==== Input material
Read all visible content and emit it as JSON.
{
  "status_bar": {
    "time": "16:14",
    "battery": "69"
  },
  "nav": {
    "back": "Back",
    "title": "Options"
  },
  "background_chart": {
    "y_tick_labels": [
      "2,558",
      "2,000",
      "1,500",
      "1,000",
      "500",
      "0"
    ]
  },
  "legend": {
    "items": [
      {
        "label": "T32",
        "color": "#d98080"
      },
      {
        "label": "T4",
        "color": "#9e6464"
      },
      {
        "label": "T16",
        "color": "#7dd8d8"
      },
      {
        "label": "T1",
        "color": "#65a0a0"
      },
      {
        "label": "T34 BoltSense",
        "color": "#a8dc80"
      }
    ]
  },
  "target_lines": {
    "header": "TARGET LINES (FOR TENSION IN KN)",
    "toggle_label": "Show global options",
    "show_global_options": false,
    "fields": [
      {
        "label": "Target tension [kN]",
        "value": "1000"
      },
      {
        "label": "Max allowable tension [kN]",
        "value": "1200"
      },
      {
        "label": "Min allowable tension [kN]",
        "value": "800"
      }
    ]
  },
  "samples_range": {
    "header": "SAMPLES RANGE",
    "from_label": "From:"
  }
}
========
* _Short exercise_: Restate the data above word for word, please.

* _Reply to the task_:
Read all visible content and emit it as JSON.
{
  "status_bar": {
    "time": "16:14",
    "battery": "69"
  },
  "nav": {
    "back": "Back",
    "title": "Options"
  },
  "background_chart": {
    "y_tick_labels": [
      "2,558",
      "2,000",
      "1,500",
      "1,000",
      "500",
      "0"
    ]
  },
  "legend": {
    "items": [
      {
        "label": "T32",
        "color": "#d98080"
      },
      {
        "label": "T4",
        "color": "#9e6464"
      },
      {
        "label": "T16",
        "color": "#7dd8d8"
      },
      {
        "label": "T1",
        "color": "#65a0a0"
      },
      {
        "label": "T34 BoltSense",
        "color": "#a8dc80"
      }
    ]
  },
  "target_lines": {
    "header": "TARGET LINES (FOR TENSION IN KN)",
    "toggle_label": "Show global options",
    "show_global_options": false,
    "fields": [
      {
        "label": "Target tension [kN]",
        "value": "1000"
      },
      {
        "label": "Max allowable tension [kN]",
        "value": "1200"
      },
      {
        "label": "Min allowable tension [kN]",
        "value": "800"
      }
    ]
  },
  "samples_range": {
    "header": "SAMPLES RANGE",
    "from_label": "From:"
  }
}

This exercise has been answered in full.